Task instructions: Copy out every line of the entries below word for word, changing nothing.

(Layout annotation entries)
|---|
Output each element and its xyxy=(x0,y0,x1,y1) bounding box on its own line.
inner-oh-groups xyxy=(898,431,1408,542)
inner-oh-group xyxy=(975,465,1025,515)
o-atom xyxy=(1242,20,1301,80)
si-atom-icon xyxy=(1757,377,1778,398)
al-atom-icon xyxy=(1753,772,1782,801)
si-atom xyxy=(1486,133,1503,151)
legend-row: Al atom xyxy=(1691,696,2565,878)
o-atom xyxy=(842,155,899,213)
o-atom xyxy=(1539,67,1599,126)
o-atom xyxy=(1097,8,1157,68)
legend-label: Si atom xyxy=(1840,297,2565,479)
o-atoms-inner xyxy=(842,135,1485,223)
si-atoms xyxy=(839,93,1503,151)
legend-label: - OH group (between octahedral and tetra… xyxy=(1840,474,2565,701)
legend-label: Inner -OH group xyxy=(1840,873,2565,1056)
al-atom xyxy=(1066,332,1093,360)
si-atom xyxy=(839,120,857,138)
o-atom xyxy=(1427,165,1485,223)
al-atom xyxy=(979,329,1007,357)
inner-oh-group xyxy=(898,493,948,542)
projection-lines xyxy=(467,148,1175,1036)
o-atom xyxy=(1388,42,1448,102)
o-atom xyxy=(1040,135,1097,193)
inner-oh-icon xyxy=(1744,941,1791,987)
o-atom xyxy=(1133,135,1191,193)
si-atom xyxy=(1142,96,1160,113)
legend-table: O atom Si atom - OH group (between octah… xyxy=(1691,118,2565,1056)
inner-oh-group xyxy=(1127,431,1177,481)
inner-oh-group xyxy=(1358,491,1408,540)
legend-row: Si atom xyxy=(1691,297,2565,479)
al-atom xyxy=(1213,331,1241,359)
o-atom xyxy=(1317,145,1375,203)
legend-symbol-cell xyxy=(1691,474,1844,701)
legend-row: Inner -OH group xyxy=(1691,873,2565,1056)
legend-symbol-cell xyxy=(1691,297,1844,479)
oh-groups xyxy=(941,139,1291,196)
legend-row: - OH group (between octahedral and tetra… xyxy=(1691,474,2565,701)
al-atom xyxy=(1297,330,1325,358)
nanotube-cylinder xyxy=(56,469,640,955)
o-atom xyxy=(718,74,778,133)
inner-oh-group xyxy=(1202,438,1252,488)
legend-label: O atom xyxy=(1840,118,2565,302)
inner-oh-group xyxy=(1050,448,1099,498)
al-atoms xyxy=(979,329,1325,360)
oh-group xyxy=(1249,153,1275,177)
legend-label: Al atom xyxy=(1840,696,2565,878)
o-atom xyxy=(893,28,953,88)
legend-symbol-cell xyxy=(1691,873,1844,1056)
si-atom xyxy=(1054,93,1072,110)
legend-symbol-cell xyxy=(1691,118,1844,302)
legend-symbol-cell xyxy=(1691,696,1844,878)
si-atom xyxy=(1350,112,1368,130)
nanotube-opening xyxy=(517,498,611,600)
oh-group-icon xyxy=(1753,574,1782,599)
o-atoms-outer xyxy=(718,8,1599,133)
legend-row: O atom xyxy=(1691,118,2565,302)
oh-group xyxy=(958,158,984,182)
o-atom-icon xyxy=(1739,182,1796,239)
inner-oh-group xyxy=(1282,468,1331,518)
|---|
Exercise result:
Output each element and its xyxy=(x0,y0,x1,y1) bounding box on its own line.
inner-oh-groups xyxy=(898,431,1408,542)
inner-oh-group xyxy=(975,465,1025,515)
o-atom xyxy=(1242,20,1301,80)
si-atom-icon xyxy=(1757,377,1778,398)
al-atom-icon xyxy=(1753,772,1782,801)
si-atom xyxy=(1486,133,1503,151)
legend-row: Al atom xyxy=(1691,696,2565,878)
o-atom xyxy=(842,155,899,213)
o-atom xyxy=(1539,67,1599,126)
o-atom xyxy=(1097,8,1157,68)
legend-label: Si atom xyxy=(1840,297,2565,479)
o-atoms-inner xyxy=(842,135,1485,223)
si-atoms xyxy=(839,93,1503,151)
legend-label: - OH group (between octahedral and tetra… xyxy=(1840,474,2565,701)
legend-label: Inner -OH group xyxy=(1840,873,2565,1056)
al-atom xyxy=(1066,332,1093,360)
si-atom xyxy=(839,120,857,138)
o-atom xyxy=(1427,165,1485,223)
al-atom xyxy=(979,329,1007,357)
inner-oh-group xyxy=(898,493,948,542)
projection-lines xyxy=(467,148,1175,1036)
o-atom xyxy=(1388,42,1448,102)
o-atom xyxy=(1040,135,1097,193)
inner-oh-icon xyxy=(1744,941,1791,987)
o-atom xyxy=(1133,135,1191,193)
si-atom xyxy=(1142,96,1160,113)
legend-table: O atom Si atom - OH group (between octah… xyxy=(1691,118,2565,1056)
inner-oh-group xyxy=(1127,431,1177,481)
inner-oh-group xyxy=(1358,491,1408,540)
legend-row: Si atom xyxy=(1691,297,2565,479)
al-atom xyxy=(1213,331,1241,359)
o-atom xyxy=(1317,145,1375,203)
legend-symbol-cell xyxy=(1691,474,1844,701)
legend-row: Inner -OH group xyxy=(1691,873,2565,1056)
legend-symbol-cell xyxy=(1691,297,1844,479)
oh-groups xyxy=(941,139,1291,196)
legend-row: - OH group (between octahedral and tetra… xyxy=(1691,474,2565,701)
al-atom xyxy=(1297,330,1325,358)
nanotube-cylinder xyxy=(56,469,640,955)
o-atom xyxy=(718,74,778,133)
inner-oh-group xyxy=(1202,438,1252,488)
legend-label: O atom xyxy=(1840,118,2565,302)
inner-oh-group xyxy=(1050,448,1099,498)
al-atoms xyxy=(979,329,1325,360)
oh-group xyxy=(1249,153,1275,177)
legend-label: Al atom xyxy=(1840,696,2565,878)
o-atom xyxy=(893,28,953,88)
legend-symbol-cell xyxy=(1691,873,1844,1056)
si-atom xyxy=(1054,93,1072,110)
legend-symbol-cell xyxy=(1691,118,1844,302)
legend-symbol-cell xyxy=(1691,696,1844,878)
si-atom xyxy=(1350,112,1368,130)
nanotube-opening xyxy=(517,498,611,600)
oh-group-icon xyxy=(1753,574,1782,599)
o-atoms-outer xyxy=(718,8,1599,133)
legend-row: O atom xyxy=(1691,118,2565,302)
oh-group xyxy=(958,158,984,182)
o-atom-icon xyxy=(1739,182,1796,239)
inner-oh-group xyxy=(1282,468,1331,518)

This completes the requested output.